> [Written instruction]: Find each line that has the string "spacing" and give the total, with nothing else.

────

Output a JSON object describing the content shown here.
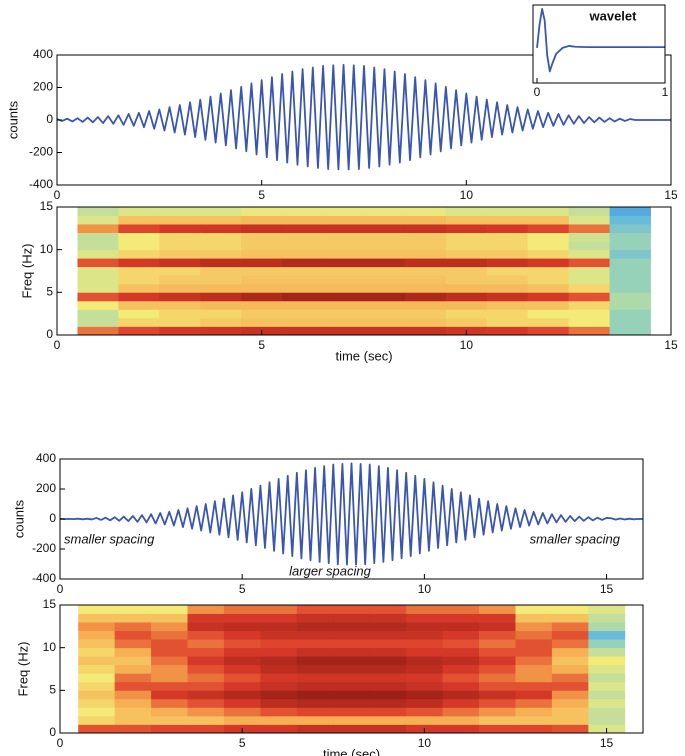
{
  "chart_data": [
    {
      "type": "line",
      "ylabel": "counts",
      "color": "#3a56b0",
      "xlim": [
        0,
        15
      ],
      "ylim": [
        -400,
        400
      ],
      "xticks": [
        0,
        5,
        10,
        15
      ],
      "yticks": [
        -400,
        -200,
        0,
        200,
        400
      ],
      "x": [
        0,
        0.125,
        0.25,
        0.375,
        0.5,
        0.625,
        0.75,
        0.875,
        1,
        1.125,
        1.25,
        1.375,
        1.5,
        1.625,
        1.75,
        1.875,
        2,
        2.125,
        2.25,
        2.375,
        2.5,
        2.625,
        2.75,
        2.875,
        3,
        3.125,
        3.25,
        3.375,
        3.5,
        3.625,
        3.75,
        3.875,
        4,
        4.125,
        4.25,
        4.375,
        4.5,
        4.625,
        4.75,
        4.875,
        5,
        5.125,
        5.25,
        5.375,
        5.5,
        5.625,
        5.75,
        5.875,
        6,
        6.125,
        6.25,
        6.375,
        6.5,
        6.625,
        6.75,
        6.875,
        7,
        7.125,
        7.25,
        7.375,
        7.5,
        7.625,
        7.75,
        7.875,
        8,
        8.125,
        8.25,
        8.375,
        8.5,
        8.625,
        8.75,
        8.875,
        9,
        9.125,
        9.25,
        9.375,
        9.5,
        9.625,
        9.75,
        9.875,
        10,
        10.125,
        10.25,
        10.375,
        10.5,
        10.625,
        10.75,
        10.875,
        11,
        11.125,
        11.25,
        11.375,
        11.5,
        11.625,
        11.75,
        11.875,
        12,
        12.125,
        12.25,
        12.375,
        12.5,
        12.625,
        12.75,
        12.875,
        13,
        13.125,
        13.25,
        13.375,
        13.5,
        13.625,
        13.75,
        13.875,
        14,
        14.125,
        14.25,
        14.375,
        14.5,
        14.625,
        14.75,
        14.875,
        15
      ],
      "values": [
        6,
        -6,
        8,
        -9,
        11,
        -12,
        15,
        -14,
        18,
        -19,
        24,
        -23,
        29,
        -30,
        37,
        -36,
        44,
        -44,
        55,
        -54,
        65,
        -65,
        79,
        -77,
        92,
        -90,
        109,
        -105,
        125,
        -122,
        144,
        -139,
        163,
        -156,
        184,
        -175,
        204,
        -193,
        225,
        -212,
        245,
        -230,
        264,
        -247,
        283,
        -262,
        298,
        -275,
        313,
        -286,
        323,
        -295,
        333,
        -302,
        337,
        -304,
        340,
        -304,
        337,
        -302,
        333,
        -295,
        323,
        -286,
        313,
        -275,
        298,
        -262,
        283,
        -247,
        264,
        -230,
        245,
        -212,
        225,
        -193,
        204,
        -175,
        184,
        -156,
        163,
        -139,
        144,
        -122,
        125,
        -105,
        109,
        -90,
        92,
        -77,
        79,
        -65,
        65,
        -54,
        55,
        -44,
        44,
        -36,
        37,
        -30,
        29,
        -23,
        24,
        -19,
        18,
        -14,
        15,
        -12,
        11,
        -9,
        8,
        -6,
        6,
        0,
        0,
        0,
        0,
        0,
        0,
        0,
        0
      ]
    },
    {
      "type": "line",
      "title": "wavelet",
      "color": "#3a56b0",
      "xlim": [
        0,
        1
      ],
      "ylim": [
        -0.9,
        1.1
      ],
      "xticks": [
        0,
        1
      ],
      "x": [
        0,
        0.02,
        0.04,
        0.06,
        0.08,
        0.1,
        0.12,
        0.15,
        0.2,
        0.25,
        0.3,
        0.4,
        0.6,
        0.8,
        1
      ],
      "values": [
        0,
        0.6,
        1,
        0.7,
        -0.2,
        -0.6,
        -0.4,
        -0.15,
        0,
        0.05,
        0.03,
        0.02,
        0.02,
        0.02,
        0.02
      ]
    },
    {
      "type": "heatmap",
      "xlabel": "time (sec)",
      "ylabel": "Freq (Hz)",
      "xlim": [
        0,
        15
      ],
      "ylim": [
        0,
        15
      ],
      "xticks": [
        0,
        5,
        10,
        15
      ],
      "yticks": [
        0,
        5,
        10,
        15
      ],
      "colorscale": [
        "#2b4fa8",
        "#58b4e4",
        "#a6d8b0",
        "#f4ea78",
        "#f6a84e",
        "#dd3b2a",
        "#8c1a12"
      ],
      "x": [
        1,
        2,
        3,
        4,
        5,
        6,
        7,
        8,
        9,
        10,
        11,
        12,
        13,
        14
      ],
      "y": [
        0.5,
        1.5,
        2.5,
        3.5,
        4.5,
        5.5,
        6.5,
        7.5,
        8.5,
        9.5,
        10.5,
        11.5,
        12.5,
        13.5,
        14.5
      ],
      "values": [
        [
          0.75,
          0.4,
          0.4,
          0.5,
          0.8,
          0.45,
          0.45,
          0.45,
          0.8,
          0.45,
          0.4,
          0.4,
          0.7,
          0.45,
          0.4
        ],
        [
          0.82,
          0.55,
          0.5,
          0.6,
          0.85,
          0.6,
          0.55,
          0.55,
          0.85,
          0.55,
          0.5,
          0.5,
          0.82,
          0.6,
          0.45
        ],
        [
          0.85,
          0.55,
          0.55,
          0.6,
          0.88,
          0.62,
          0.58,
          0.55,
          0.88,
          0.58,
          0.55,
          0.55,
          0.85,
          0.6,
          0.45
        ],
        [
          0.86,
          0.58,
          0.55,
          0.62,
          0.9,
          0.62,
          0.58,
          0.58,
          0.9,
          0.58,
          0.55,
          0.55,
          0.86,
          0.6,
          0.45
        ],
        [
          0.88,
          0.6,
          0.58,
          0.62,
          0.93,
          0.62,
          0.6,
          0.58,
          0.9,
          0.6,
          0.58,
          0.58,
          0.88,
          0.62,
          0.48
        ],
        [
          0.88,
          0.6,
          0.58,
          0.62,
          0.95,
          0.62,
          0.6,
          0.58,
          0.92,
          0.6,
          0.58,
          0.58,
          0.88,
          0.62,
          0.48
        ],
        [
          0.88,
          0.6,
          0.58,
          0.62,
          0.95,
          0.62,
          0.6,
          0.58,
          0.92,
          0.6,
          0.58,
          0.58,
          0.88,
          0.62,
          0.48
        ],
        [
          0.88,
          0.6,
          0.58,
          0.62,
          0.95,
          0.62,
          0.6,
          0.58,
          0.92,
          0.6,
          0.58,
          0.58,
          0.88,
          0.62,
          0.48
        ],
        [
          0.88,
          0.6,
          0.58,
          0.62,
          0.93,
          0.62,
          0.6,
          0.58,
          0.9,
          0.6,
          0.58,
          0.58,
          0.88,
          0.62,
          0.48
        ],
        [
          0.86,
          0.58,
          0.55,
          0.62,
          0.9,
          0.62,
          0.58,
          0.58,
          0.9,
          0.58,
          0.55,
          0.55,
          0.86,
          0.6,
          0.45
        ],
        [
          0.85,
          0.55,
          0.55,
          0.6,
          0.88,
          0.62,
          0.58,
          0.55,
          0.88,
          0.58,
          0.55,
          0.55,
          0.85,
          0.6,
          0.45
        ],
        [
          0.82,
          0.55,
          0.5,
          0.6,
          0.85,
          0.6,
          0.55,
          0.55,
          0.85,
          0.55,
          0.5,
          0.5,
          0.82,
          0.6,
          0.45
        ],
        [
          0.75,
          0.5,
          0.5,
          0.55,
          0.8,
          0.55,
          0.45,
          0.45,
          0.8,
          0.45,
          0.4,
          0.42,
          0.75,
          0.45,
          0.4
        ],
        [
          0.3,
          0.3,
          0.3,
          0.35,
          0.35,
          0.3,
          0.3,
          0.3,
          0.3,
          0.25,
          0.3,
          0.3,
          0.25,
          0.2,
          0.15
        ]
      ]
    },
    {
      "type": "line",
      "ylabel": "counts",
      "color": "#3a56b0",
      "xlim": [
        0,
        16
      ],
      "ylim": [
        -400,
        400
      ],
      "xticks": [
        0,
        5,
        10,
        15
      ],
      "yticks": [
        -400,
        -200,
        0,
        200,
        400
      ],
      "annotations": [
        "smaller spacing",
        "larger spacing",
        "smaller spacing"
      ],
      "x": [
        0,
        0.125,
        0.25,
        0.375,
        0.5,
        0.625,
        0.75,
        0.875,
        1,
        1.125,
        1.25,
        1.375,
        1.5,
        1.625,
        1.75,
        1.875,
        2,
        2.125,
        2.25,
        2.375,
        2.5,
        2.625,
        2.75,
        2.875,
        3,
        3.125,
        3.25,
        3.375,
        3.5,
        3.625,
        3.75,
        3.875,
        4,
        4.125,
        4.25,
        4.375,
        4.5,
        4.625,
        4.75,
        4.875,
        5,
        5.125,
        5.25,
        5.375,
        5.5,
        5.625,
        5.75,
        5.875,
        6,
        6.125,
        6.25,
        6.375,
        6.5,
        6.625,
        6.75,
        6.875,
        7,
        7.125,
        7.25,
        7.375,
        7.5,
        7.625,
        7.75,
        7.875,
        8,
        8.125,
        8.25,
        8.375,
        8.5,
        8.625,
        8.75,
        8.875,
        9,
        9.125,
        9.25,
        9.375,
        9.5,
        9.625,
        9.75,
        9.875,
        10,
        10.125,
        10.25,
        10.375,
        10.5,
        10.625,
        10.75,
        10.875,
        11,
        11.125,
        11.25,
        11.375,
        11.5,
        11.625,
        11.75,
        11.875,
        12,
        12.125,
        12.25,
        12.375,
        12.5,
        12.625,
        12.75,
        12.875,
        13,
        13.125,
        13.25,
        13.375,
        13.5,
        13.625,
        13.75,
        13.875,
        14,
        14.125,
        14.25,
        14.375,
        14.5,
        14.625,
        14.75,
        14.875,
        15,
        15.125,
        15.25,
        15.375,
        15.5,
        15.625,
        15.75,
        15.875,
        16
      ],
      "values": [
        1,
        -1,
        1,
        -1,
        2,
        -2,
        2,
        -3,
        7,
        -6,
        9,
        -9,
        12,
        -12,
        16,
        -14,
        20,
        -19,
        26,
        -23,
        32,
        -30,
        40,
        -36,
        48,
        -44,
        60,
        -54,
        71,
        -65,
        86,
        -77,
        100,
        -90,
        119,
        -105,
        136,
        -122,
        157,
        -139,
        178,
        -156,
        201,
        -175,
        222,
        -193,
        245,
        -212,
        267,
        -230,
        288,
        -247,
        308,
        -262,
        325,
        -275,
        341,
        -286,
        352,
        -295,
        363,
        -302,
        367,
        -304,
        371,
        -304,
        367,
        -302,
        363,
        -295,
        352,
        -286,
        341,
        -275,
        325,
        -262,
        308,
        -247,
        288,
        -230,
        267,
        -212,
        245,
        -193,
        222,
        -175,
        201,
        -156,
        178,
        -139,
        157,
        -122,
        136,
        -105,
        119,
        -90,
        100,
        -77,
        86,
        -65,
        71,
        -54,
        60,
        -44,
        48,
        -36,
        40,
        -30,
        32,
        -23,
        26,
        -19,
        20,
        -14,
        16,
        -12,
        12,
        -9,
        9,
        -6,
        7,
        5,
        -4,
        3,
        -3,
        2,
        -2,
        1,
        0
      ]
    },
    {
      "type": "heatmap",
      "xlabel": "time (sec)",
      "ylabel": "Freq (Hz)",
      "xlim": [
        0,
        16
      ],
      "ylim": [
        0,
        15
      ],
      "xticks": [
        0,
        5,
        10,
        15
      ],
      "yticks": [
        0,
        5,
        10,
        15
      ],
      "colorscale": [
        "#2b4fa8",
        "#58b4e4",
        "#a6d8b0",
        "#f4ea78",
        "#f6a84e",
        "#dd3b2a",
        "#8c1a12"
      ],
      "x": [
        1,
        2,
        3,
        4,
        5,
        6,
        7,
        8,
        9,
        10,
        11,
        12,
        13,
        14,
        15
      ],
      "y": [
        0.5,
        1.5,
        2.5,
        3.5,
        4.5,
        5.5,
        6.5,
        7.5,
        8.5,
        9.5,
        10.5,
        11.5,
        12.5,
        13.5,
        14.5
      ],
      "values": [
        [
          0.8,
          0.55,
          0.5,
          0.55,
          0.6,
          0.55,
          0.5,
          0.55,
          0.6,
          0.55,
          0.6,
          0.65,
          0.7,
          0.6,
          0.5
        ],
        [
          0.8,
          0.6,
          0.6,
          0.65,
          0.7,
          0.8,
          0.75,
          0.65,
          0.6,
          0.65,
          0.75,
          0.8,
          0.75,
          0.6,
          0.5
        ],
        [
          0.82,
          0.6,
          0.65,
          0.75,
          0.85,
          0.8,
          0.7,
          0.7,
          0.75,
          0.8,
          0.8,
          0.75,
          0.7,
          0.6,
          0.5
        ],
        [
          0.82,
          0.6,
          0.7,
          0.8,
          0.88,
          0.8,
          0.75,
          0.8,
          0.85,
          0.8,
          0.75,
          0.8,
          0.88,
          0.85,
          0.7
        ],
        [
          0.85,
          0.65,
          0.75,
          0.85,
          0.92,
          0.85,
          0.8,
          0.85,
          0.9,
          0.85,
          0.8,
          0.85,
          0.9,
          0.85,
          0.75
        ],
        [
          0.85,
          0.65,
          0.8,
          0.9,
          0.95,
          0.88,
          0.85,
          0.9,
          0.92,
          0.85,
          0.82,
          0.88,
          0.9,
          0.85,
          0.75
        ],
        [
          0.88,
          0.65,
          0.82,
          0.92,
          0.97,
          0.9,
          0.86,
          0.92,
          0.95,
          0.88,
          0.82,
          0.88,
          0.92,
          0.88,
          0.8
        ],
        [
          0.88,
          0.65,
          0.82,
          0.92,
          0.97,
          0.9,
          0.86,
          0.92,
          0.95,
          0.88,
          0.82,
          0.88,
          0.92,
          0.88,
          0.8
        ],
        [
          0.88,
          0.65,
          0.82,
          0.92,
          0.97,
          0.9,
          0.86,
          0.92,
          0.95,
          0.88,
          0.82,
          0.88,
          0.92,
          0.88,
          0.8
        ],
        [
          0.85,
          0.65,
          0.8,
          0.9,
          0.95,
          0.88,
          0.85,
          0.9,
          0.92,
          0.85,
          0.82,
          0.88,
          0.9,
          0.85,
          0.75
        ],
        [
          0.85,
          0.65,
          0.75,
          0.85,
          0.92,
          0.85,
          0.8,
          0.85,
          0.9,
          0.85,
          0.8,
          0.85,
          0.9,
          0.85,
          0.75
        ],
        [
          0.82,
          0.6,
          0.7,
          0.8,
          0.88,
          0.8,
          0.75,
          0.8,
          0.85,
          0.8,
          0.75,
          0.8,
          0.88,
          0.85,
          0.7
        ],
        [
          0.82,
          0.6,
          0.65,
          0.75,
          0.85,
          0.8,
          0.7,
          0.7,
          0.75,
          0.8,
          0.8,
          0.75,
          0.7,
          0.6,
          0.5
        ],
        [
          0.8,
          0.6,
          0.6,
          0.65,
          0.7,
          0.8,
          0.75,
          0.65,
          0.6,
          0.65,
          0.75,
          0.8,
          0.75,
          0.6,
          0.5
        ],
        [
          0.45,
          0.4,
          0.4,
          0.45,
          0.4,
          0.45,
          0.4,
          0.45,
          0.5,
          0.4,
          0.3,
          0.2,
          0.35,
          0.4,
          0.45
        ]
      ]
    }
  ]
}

────

> [Result of the task]: 3